Records about charts and figures

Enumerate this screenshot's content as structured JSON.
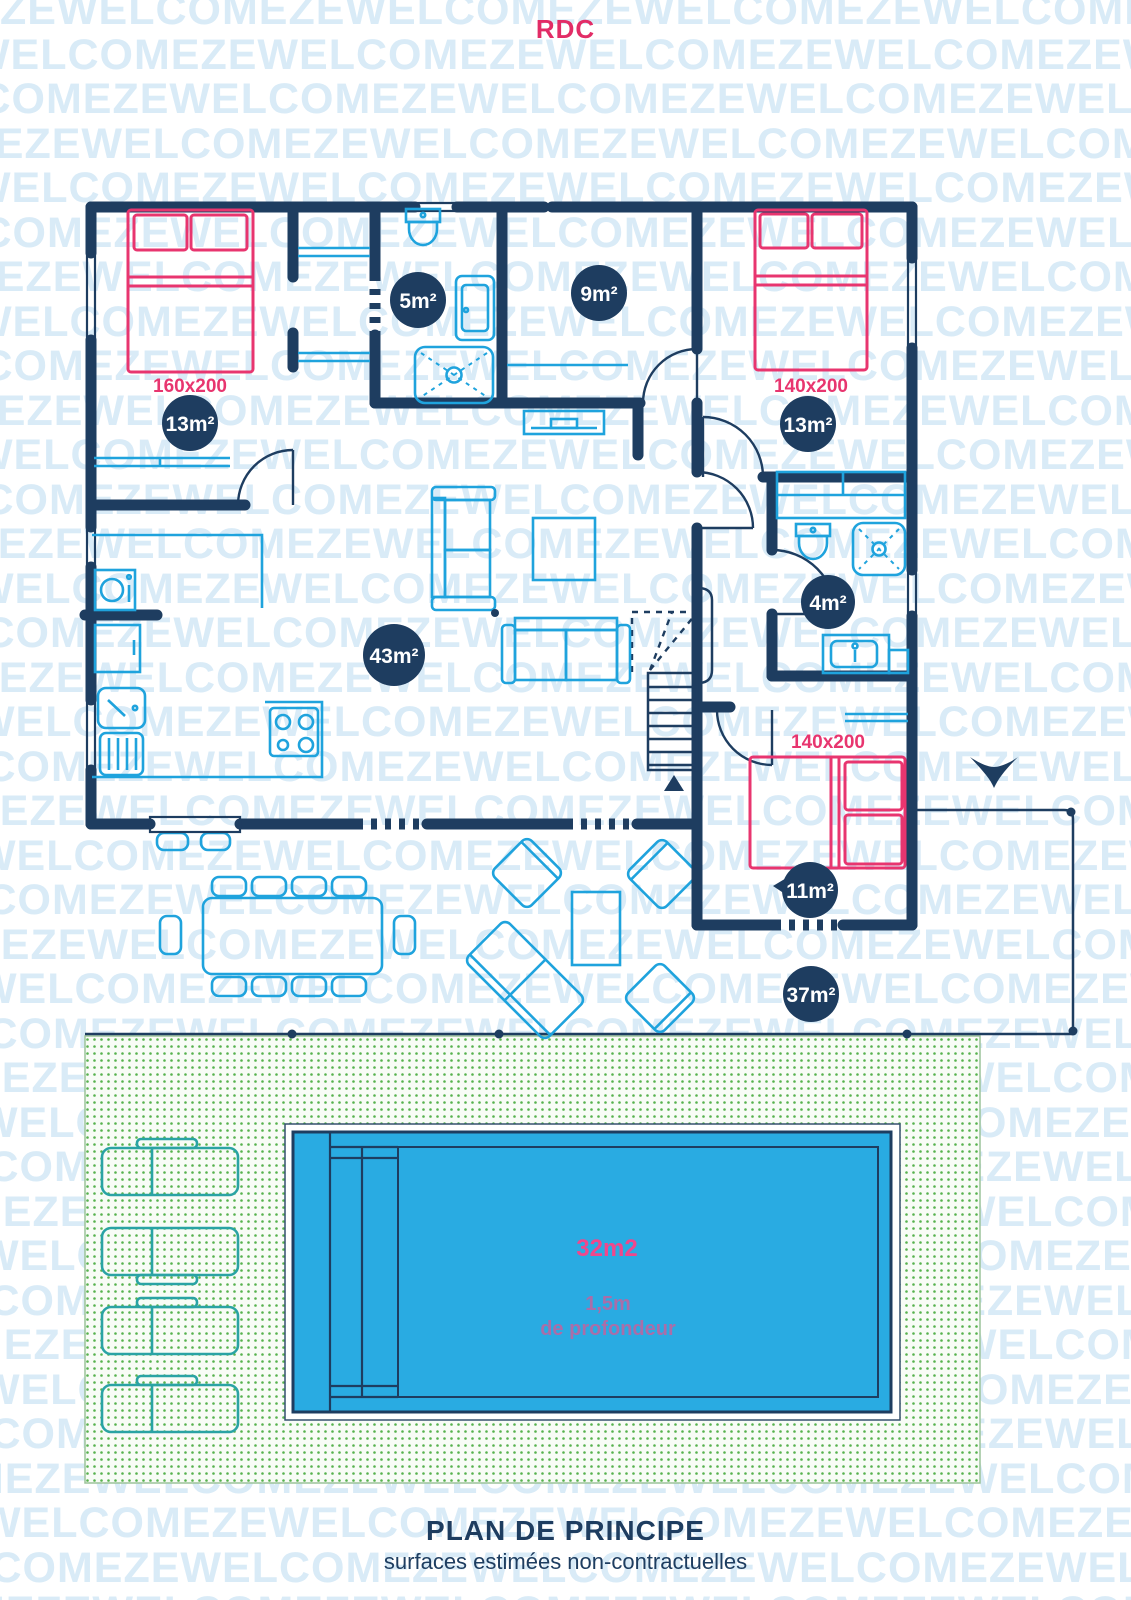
{
  "title": "RDC",
  "watermark": {
    "text": "ZEWELCOME"
  },
  "plan": {
    "rooms": [
      {
        "name": "bedroom-1",
        "area_label": "13m²"
      },
      {
        "name": "bathroom-1",
        "area_label": "5m²"
      },
      {
        "name": "hall",
        "area_label": "9m²"
      },
      {
        "name": "bedroom-2",
        "area_label": "13m²"
      },
      {
        "name": "living-kitchen",
        "area_label": "43m²"
      },
      {
        "name": "bathroom-2",
        "area_label": "4m²"
      },
      {
        "name": "bedroom-3",
        "area_label": "11m²"
      },
      {
        "name": "terrace",
        "area_label": "37m²"
      }
    ],
    "beds": [
      {
        "room": "bedroom-1",
        "size_label": "160x200"
      },
      {
        "room": "bedroom-2",
        "size_label": "140x200"
      },
      {
        "room": "bedroom-3",
        "size_label": "140x200"
      }
    ],
    "pool": {
      "area_label": "32m2",
      "depth_label_line1": "1,5m",
      "depth_label_line2": "de profondeur"
    }
  },
  "footer": {
    "title": "PLAN DE PRINCIPE",
    "subtitle": "surfaces estimées non-contractuelles"
  },
  "colors": {
    "c-navy": "#1e3d60",
    "c-blue": "#1fa3dd",
    "c-pink": "#e8356f",
    "c-teal": "#2aa3a4",
    "c-pool": "#29abe2",
    "c-grassdot": "#57b24e",
    "c-watermark": "#d9ebf7",
    "c-title": "#e22c66",
    "c-depth": "#b06ba6",
    "c-poolarea": "#f0478c"
  }
}
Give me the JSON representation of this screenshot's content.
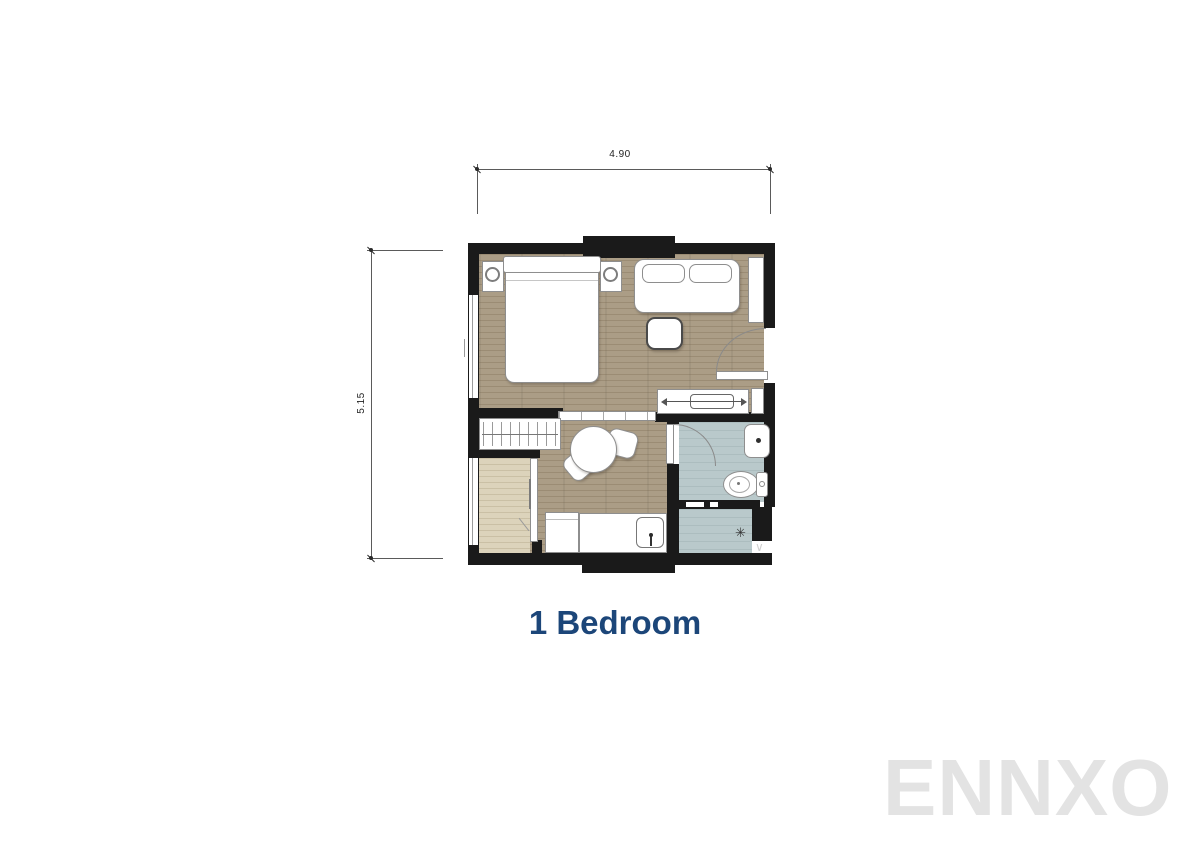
{
  "floor_plan": {
    "title": "1 Bedroom",
    "watermark": "ENNXO",
    "dim_width": "4.90",
    "dim_height": "5.15",
    "shower_symbol": "✳",
    "corner_mark": "∨",
    "colors": {
      "title_text": "#1c4679",
      "watermark_text": "#e3e3e3",
      "wall": "#1a1a1a",
      "wood_floor": "#ab9d86",
      "balcony_floor": "#dcd3bb",
      "bathroom_floor": "#b9c9cb",
      "furniture": "#ffffff"
    }
  }
}
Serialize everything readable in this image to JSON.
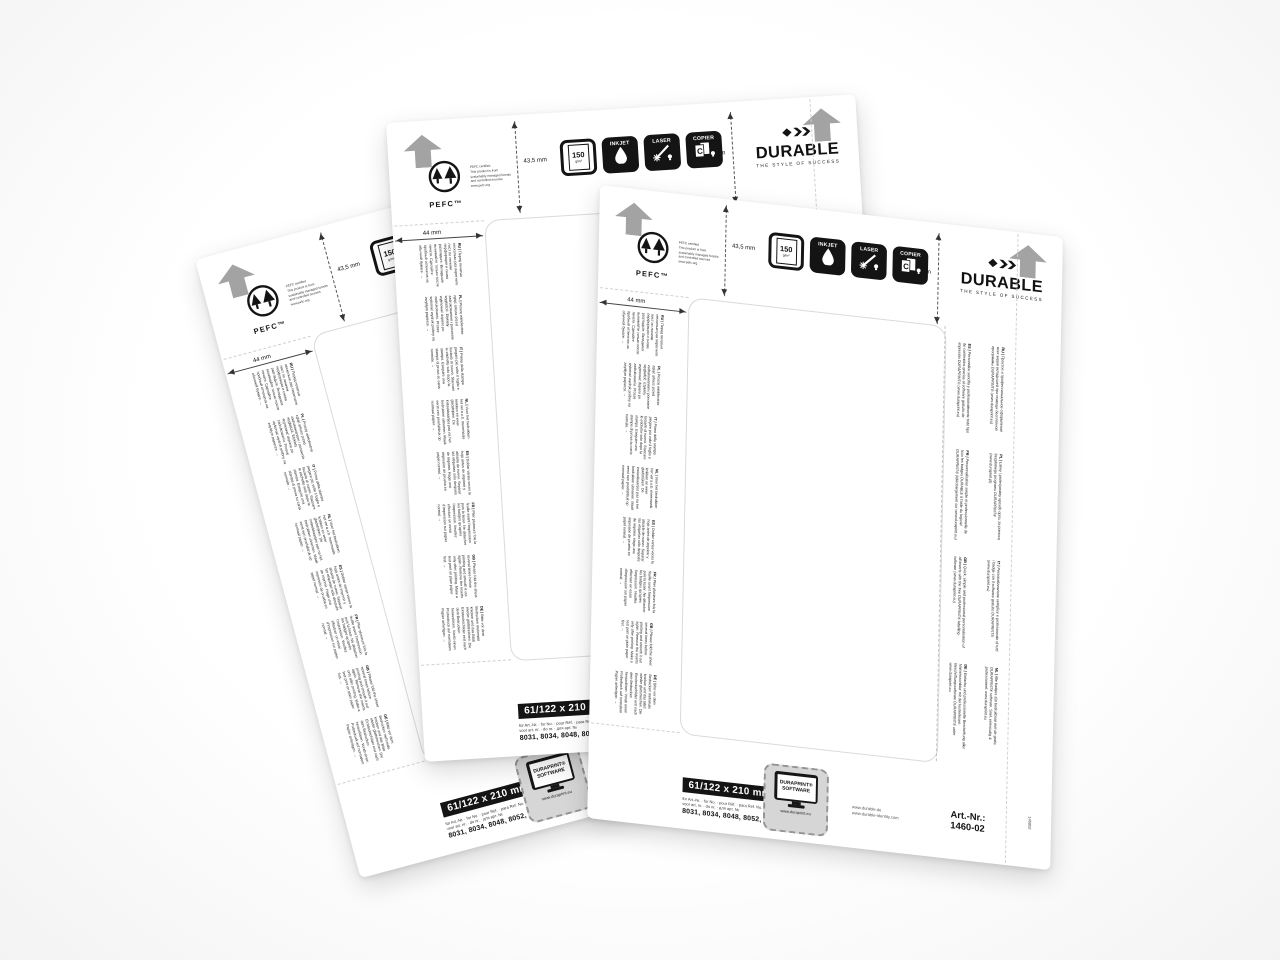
{
  "branding": {
    "durable": {
      "wordmark": "DURABLE",
      "tagline": "THE STYLE OF SUCCESS"
    },
    "pefc": {
      "wordmark": "PEFC™",
      "caption_lines": [
        "PEFC certified",
        "This product is from",
        "sustainably managed forests",
        "and controlled sources",
        "www.pefc.org"
      ]
    }
  },
  "pictograms": {
    "paper": {
      "value": "150",
      "unit": "g/m²"
    },
    "inkjet": "INKJET",
    "laser": "LASER",
    "copier": "COPIER"
  },
  "dimensions": {
    "vertical": "43,5 mm",
    "horizontal": "44 mm"
  },
  "size_badge": "61/122 x 210 mm",
  "article_reference": {
    "for_lines": [
      "für Art.-Nr. · for No. · pour Réf. · para Ref. No.",
      "voor art. nr. · do nr. · для арт. №"
    ],
    "numbers": "8031, 8034, 8048, 8052, 8202, 8271"
  },
  "duraprint": {
    "line1": "DURAPRINT®",
    "line2": "SOFTWARE",
    "url": "www.duraprint.eu"
  },
  "footer": {
    "websites": [
      "www.durable.de",
      "www.durable-identity.com"
    ],
    "artnr_label": "Art.-Nr.:",
    "artnr_value": "1460-02",
    "edge_code": "146002"
  },
  "instructions_fold": [
    {
      "label": "RU |",
      "text": "Перед печатью несколько раз перегните лист по линиям перфорации и снова разгладьте. Вкладыши вынимайте только после печати. Сделайте пробный отпечаток на обычной бумаге. →"
    },
    {
      "label": "PL |",
      "text": "Proszę wielokrotnie zgiąć arkusz przed zadrukowaniem i ponownie wygładzić. Etykiety wyjmować dopiero po zadrukowaniu. Proszę wykonać wydruk próbny na zwykłym papierze. →"
    },
    {
      "label": "IT |",
      "text": "Prima della stampa piegare più volte il foglio e lisciarlo di nuovo. Staccare le etichette solo dopo la stampa. Eseguire una stampa di prova su carta normale. →"
    },
    {
      "label": "NL |",
      "text": "Voor het bedrukken het vel a.u.b. meermaals knikken en weer gladstrijken. De insteekkaartjes pas na het bedrukken uitnemen. Maak eerst een proefafdruk op normaal papier. →"
    },
    {
      "label": "ES |",
      "text": "Doblar varias veces la hoja antes de imprimir y alisarla de nuevo. Separar las etiquetas sólo después de imprimir. Haga una impresión de prueba en papel normal. →"
    },
    {
      "label": "FR |",
      "text": "Plier plusieurs fois la feuille avant l'impression puis la lisser. Ne détacher les badges qu'après l'impression. Veuillez effectuer un essai d'impression sur papier normal. →"
    },
    {
      "label": "GB |",
      "text": "Please fold the sheet several times before printing and smooth it out again. Remove the inserts only after printing. Make a test print on plain paper first. →"
    },
    {
      "label": "DE |",
      "text": "Bitte vor dem Bedrucken mehrmals knicken und das Blatt wieder glattstreichen. Die Einsteckschilder erst nach dem Bedrucken herauslösen. Vorab einen Probedruck auf normalem Papier anfertigen. →"
    }
  ],
  "instructions_software": [
    [
      {
        "label": "ES |",
        "text": "Personalice sencilla y profesionalmente todo tipo de contenidos gracias al software gratuito de impresión DURAPRINT® (www.duraprint.eu)"
      },
      {
        "label": "RU |",
        "text": "Простое и профессиональное оформление всех видов вкладышей при помощи бесплатной программы DURAPRINT® (www.duraprint.eu)"
      }
    ],
    [
      {
        "label": "FR |",
        "text": "Personnalisation simple et professionnelle de tous les badges DURABLE à l'aide du logiciel DURAPRINT® (téléchargement sur www.duraprint.eu)"
      },
      {
        "label": "PL |",
        "text": "Łatwy i profesjonalny sposób opisu za pomocą bezpłatnego programu DURAPRINT® (www.duraprint.pl)"
      }
    ],
    [
      {
        "label": "GB |",
        "text": "Quick, simple and professional personalisation of all inserts with the free DURAPRINT® labelling software (www.duraprint.eu)"
      },
      {
        "label": "IT |",
        "text": "Personalizzazione semplice e professionale di tutti i badge con il software gratuito DURAPRINT® (www.duraprint.eu)"
      }
    ],
    [
      {
        "label": "DE |",
        "text": "Einfache und professionelle Beschriftung aller Namensschilder mit der kostenlosen Beschriftungssoftware DURAPRINT® unter www.duraprint.eu"
      },
      {
        "label": "NL |",
        "text": "Alle badges zijn bedrukbaar met de gratis DURAPRINT® software. Snel, eenvoudig & professioneel: www.duraprint.eu"
      }
    ]
  ]
}
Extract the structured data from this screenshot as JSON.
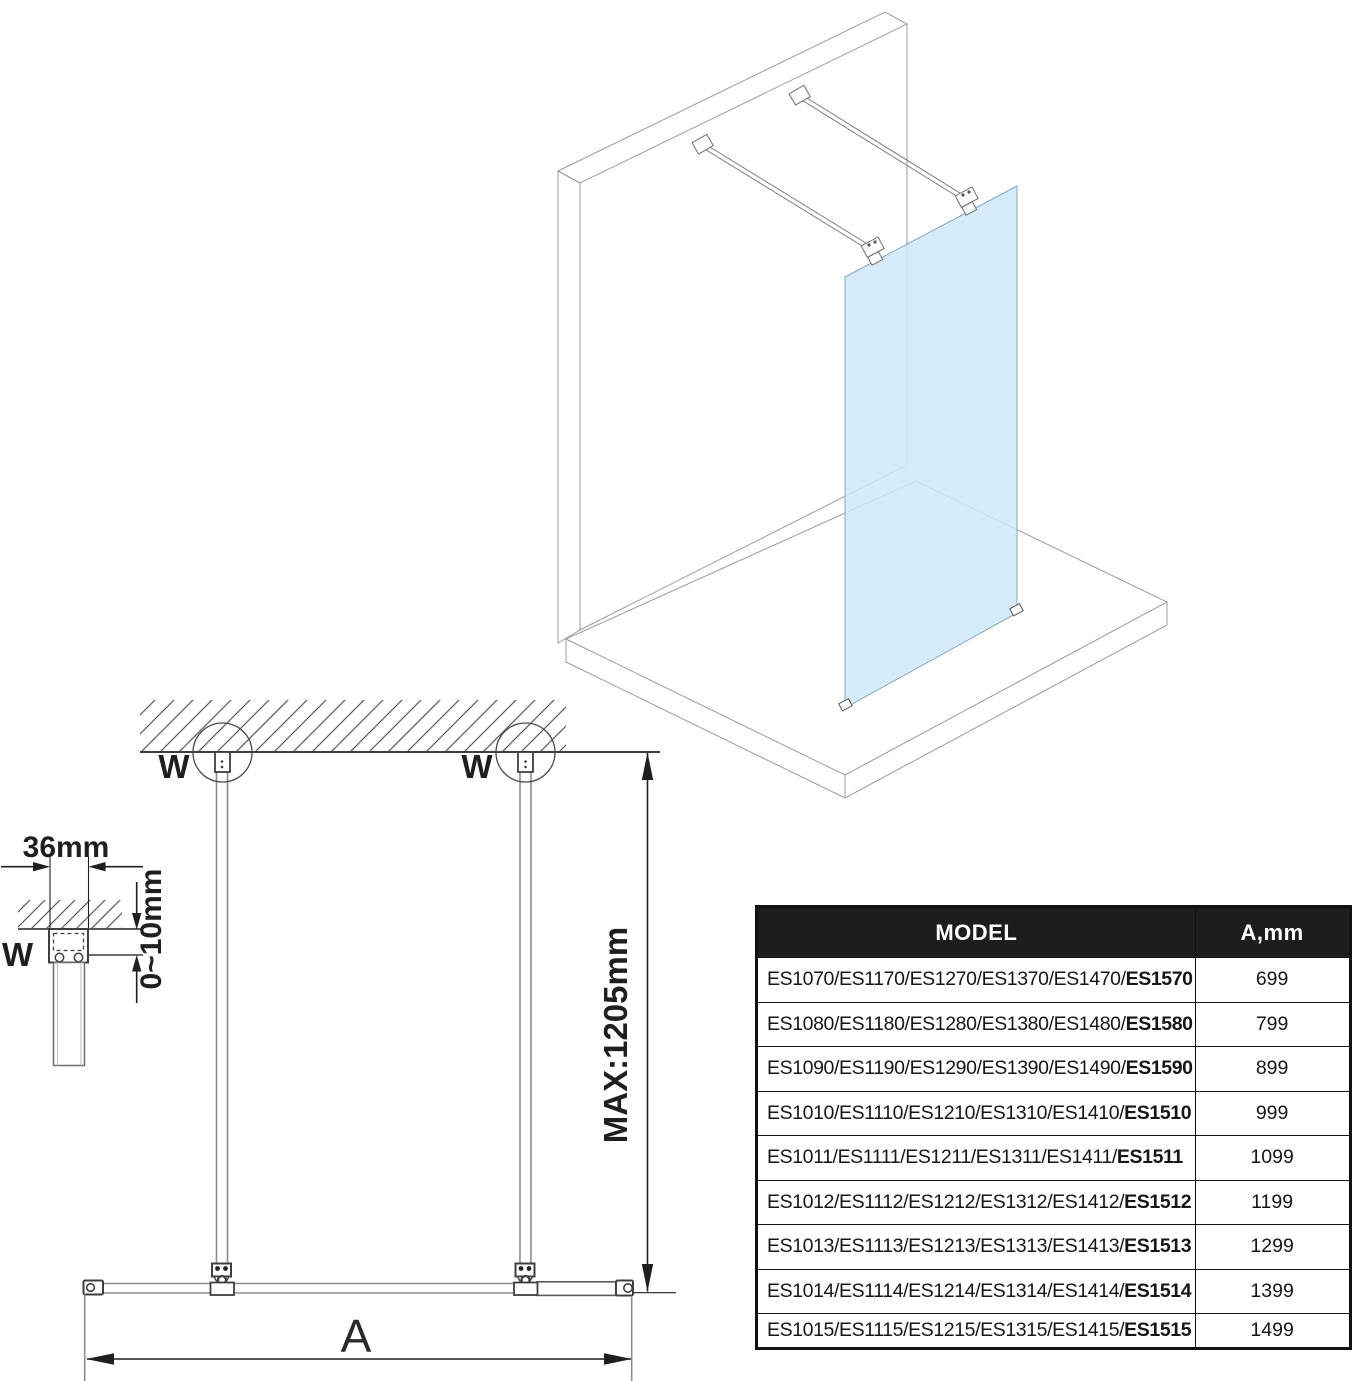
{
  "drawing": {
    "detail_marker": "W",
    "detail_width_label": "36mm",
    "detail_gap_label": "0~10mm",
    "max_height_label": "MAX:1205mm",
    "width_dim_label": "A"
  },
  "table": {
    "header": {
      "model": "MODEL",
      "a_mm": "A,mm"
    },
    "rows": [
      {
        "models": "ES1070/ES1170/ES1270/ES1370/ES1470/",
        "model_last": "ES1570",
        "a_mm": "699"
      },
      {
        "models": "ES1080/ES1180/ES1280/ES1380/ES1480/",
        "model_last": "ES1580",
        "a_mm": "799"
      },
      {
        "models": "ES1090/ES1190/ES1290/ES1390/ES1490/",
        "model_last": "ES1590",
        "a_mm": "899"
      },
      {
        "models": "ES1010/ES1110/ES1210/ES1310/ES1410/",
        "model_last": "ES1510",
        "a_mm": "999"
      },
      {
        "models": "ES1011/ES1111/ES1211/ES1311/ES1411/",
        "model_last": "ES1511",
        "a_mm": "1099"
      },
      {
        "models": "ES1012/ES1112/ES1212/ES1312/ES1412/",
        "model_last": "ES1512",
        "a_mm": "1199"
      },
      {
        "models": "ES1013/ES1113/ES1213/ES1313/ES1413/",
        "model_last": "ES1513",
        "a_mm": "1299"
      },
      {
        "models": "ES1014/ES1114/ES1214/ES1314/ES1414/",
        "model_last": "ES1514",
        "a_mm": "1399"
      },
      {
        "models": "ES1015/ES1115/ES1215/ES1315/ES1415/",
        "model_last": "ES1515",
        "a_mm": "1499"
      }
    ]
  },
  "colors": {
    "glass_fill": "#cfe8f8",
    "iso_line": "#9b9b9b",
    "drawing_line": "#3f3f3f",
    "dimension_line": "#1f1f1f",
    "table_border": "#111111",
    "table_header_bg": "#1d1d1d",
    "table_header_text": "#ffffff"
  }
}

Stated exercise:
All lines that include "ffffff" are to be gathered and copied.

Result for this task:
      "furniture": "#ffffff"
    "table_header_text": "#ffffff"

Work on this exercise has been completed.